=== SOURCE RECORDS ===
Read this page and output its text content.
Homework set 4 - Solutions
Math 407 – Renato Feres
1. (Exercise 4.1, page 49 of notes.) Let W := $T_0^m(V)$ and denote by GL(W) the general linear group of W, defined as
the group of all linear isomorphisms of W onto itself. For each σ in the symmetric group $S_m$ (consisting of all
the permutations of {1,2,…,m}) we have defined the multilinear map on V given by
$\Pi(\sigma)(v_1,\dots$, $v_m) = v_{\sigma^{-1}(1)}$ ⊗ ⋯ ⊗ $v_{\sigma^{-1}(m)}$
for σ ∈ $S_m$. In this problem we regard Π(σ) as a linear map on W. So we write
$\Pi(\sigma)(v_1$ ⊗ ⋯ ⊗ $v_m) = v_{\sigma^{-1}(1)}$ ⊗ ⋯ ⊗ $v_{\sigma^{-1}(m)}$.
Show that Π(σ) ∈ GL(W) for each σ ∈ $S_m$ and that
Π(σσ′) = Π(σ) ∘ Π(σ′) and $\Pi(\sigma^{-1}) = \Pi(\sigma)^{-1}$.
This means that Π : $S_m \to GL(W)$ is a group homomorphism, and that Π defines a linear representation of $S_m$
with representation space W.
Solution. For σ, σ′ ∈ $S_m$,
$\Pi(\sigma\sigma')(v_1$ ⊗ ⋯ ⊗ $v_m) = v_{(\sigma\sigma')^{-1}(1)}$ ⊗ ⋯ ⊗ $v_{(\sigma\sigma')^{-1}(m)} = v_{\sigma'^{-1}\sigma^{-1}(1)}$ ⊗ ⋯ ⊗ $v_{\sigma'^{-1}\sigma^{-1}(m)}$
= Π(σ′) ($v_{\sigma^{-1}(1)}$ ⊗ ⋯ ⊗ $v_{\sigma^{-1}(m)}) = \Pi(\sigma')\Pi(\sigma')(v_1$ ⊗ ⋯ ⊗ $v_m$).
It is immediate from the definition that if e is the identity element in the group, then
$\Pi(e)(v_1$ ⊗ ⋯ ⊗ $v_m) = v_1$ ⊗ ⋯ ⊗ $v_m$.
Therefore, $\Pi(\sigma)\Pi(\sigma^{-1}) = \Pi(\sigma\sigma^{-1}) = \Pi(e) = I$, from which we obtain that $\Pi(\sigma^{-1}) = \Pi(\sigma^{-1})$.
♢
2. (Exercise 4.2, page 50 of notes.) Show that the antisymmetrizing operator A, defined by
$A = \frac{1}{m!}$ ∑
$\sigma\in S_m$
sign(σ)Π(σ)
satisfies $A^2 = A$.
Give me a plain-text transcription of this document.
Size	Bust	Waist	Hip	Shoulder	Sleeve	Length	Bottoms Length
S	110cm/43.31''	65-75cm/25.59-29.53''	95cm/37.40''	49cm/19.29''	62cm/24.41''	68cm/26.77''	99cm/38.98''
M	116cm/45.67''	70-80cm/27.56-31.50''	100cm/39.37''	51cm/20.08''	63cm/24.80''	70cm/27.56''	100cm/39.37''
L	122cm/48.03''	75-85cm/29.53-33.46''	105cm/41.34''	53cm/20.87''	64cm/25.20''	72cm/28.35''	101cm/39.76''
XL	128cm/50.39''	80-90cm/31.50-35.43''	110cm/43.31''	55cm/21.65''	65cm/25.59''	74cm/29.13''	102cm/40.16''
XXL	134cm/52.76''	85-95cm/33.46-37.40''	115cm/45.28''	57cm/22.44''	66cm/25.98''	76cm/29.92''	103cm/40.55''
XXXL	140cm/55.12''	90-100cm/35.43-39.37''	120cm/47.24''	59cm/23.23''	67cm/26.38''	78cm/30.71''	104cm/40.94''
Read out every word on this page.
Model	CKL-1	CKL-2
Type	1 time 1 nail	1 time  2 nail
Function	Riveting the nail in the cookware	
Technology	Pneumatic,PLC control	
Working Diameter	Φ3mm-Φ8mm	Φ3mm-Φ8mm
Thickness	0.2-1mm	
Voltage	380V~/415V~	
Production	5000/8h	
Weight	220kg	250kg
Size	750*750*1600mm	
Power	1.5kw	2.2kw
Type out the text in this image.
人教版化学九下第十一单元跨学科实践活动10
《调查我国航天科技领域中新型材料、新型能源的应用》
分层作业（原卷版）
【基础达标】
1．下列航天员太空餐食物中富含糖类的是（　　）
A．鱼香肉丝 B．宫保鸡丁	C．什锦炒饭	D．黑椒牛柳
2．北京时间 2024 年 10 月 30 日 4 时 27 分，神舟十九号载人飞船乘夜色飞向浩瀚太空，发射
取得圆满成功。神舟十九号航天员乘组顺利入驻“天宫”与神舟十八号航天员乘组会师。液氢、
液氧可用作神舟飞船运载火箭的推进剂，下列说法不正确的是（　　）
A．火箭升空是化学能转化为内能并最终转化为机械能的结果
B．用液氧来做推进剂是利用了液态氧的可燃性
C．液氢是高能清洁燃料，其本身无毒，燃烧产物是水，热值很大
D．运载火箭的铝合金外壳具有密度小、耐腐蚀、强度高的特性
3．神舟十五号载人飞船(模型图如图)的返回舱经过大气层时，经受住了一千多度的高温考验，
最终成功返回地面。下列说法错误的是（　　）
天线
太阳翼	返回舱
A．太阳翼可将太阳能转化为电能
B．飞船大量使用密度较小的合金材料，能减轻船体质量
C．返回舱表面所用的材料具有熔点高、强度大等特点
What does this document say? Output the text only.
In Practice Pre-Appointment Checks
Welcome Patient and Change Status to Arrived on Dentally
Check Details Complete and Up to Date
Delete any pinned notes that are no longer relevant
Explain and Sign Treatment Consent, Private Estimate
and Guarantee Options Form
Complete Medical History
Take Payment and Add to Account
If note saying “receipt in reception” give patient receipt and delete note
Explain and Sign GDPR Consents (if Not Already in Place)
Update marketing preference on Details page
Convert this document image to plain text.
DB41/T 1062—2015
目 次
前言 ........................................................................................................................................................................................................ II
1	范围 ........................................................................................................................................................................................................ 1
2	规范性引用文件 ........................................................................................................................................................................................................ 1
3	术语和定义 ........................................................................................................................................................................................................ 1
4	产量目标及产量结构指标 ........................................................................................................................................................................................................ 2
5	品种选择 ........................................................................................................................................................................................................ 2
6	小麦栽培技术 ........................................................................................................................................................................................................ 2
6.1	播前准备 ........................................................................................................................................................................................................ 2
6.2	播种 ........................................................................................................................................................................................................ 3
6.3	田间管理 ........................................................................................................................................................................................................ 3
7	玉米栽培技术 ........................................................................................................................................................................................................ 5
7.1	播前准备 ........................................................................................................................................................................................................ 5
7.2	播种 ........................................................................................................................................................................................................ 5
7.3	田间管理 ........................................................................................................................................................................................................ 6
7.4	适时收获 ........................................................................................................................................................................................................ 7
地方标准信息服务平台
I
===
YOUR GOAL
Repeat the material in full, exactly as it stands.

THE SOLUTION
Read this page and output its text content.
Homework set 4 - Solutions
Math 407 – Renato Feres
1. (Exercise 4.1, page 49 of notes.) Let W := $T_0^m(V)$ and denote by GL(W) the general linear group of W, defined as
the group of all linear isomorphisms of W onto itself. For each σ in the symmetric group $S_m$ (consisting of all
the permutations of {1,2,…,m}) we have defined the multilinear map on V given by
$\Pi(\sigma)(v_1,\dots$, $v_m) = v_{\sigma^{-1}(1)}$ ⊗ ⋯ ⊗ $v_{\sigma^{-1}(m)}$
for σ ∈ $S_m$. In this problem we regard Π(σ) as a linear map on W. So we write
$\Pi(\sigma)(v_1$ ⊗ ⋯ ⊗ $v_m) = v_{\sigma^{-1}(1)}$ ⊗ ⋯ ⊗ $v_{\sigma^{-1}(m)}$.
Show that Π(σ) ∈ GL(W) for each σ ∈ $S_m$ and that
Π(σσ′) = Π(σ) ∘ Π(σ′) and $\Pi(\sigma^{-1}) = \Pi(\sigma)^{-1}$.
This means that Π : $S_m \to GL(W)$ is a group homomorphism, and that Π defines a linear representation of $S_m$
with representation space W.
Solution. For σ, σ′ ∈ $S_m$,
$\Pi(\sigma\sigma')(v_1$ ⊗ ⋯ ⊗ $v_m) = v_{(\sigma\sigma')^{-1}(1)}$ ⊗ ⋯ ⊗ $v_{(\sigma\sigma')^{-1}(m)} = v_{\sigma'^{-1}\sigma^{-1}(1)}$ ⊗ ⋯ ⊗ $v_{\sigma'^{-1}\sigma^{-1}(m)}$
= Π(σ′) ($v_{\sigma^{-1}(1)}$ ⊗ ⋯ ⊗ $v_{\sigma^{-1}(m)}) = \Pi(\sigma')\Pi(\sigma')(v_1$ ⊗ ⋯ ⊗ $v_m$).
It is immediate from the definition that if e is the identity element in the group, then
$\Pi(e)(v_1$ ⊗ ⋯ ⊗ $v_m) = v_1$ ⊗ ⋯ ⊗ $v_m$.
Therefore, $\Pi(\sigma)\Pi(\sigma^{-1}) = \Pi(\sigma\sigma^{-1}) = \Pi(e) = I$, from which we obtain that $\Pi(\sigma^{-1}) = \Pi(\sigma^{-1})$.
♢
2. (Exercise 4.2, page 50 of notes.) Show that the antisymmetrizing operator A, defined by
$A = \frac{1}{m!}$ ∑
$\sigma\in S_m$
sign(σ)Π(σ)
satisfies $A^2 = A$.
Give me a plain-text transcription of this document.
Size	Bust	Waist	Hip	Shoulder	Sleeve	Length	Bottoms Length
S	110cm/43.31''	65-75cm/25.59-29.53''	95cm/37.40''	49cm/19.29''	62cm/24.41''	68cm/26.77''	99cm/38.98''
M	116cm/45.67''	70-80cm/27.56-31.50''	100cm/39.37''	51cm/20.08''	63cm/24.80''	70cm/27.56''	100cm/39.37''
L	122cm/48.03''	75-85cm/29.53-33.46''	105cm/41.34''	53cm/20.87''	64cm/25.20''	72cm/28.35''	101cm/39.76''
XL	128cm/50.39''	80-90cm/31.50-35.43''	110cm/43.31''	55cm/21.65''	65cm/25.59''	74cm/29.13''	102cm/40.16''
XXL	134cm/52.76''	85-95cm/33.46-37.40''	115cm/45.28''	57cm/22.44''	66cm/25.98''	76cm/29.92''	103cm/40.55''
XXXL	140cm/55.12''	90-100cm/35.43-39.37''	120cm/47.24''	59cm/23.23''	67cm/26.38''	78cm/30.71''	104cm/40.94''
Read out every word on this page.
Model	CKL-1	CKL-2
Type	1 time 1 nail	1 time  2 nail
Function	Riveting the nail in the cookware	
Technology	Pneumatic,PLC control	
Working Diameter	Φ3mm-Φ8mm	Φ3mm-Φ8mm
Thickness	0.2-1mm	
Voltage	380V~/415V~	
Production	5000/8h	
Weight	220kg	250kg
Size	750*750*1600mm	
Power	1.5kw	2.2kw
Type out the text in this image.
人教版化学九下第十一单元跨学科实践活动10
《调查我国航天科技领域中新型材料、新型能源的应用》
分层作业（原卷版）
【基础达标】
1．下列航天员太空餐食物中富含糖类的是（　　）
A．鱼香肉丝 B．宫保鸡丁	C．什锦炒饭	D．黑椒牛柳
2．北京时间 2024 年 10 月 30 日 4 时 27 分，神舟十九号载人飞船乘夜色飞向浩瀚太空，发射
取得圆满成功。神舟十九号航天员乘组顺利入驻“天宫”与神舟十八号航天员乘组会师。液氢、
液氧可用作神舟飞船运载火箭的推进剂，下列说法不正确的是（　　）
A．火箭升空是化学能转化为内能并最终转化为机械能的结果
B．用液氧来做推进剂是利用了液态氧的可燃性
C．液氢是高能清洁燃料，其本身无毒，燃烧产物是水，热值很大
D．运载火箭的铝合金外壳具有密度小、耐腐蚀、强度高的特性
3．神舟十五号载人飞船(模型图如图)的返回舱经过大气层时，经受住了一千多度的高温考验，
最终成功返回地面。下列说法错误的是（　　）
天线
太阳翼	返回舱
A．太阳翼可将太阳能转化为电能
B．飞船大量使用密度较小的合金材料，能减轻船体质量
C．返回舱表面所用的材料具有熔点高、强度大等特点
What does this document say? Output the text only.
In Practice Pre-Appointment Checks
Welcome Patient and Change Status to Arrived on Dentally
Check Details Complete and Up to Date
Delete any pinned notes that are no longer relevant
Explain and Sign Treatment Consent, Private Estimate
and Guarantee Options Form
Complete Medical History
Take Payment and Add to Account
If note saying “receipt in reception” give patient receipt and delete note
Explain and Sign GDPR Consents (if Not Already in Place)
Update marketing preference on Details page
Convert this document image to plain text.
DB41/T 1062—2015
目 次
前言 ........................................................................................................................................................................................................ II
1	范围 ........................................................................................................................................................................................................ 1
2	规范性引用文件 ........................................................................................................................................................................................................ 1
3	术语和定义 ........................................................................................................................................................................................................ 1
4	产量目标及产量结构指标 ........................................................................................................................................................................................................ 2
5	品种选择 ........................................................................................................................................................................................................ 2
6	小麦栽培技术 ........................................................................................................................................................................................................ 2
6.1	播前准备 ........................................................................................................................................................................................................ 2
6.2	播种 ........................................................................................................................................................................................................ 3
6.3	田间管理 ........................................................................................................................................................................................................ 3
7	玉米栽培技术 ........................................................................................................................................................................................................ 5
7.1	播前准备 ........................................................................................................................................................................................................ 5
7.2	播种 ........................................................................................................................................................................................................ 5
7.3	田间管理 ........................................................................................................................................................................................................ 6
7.4	适时收获 ........................................................................................................................................................................................................ 7
地方标准信息服务平台
I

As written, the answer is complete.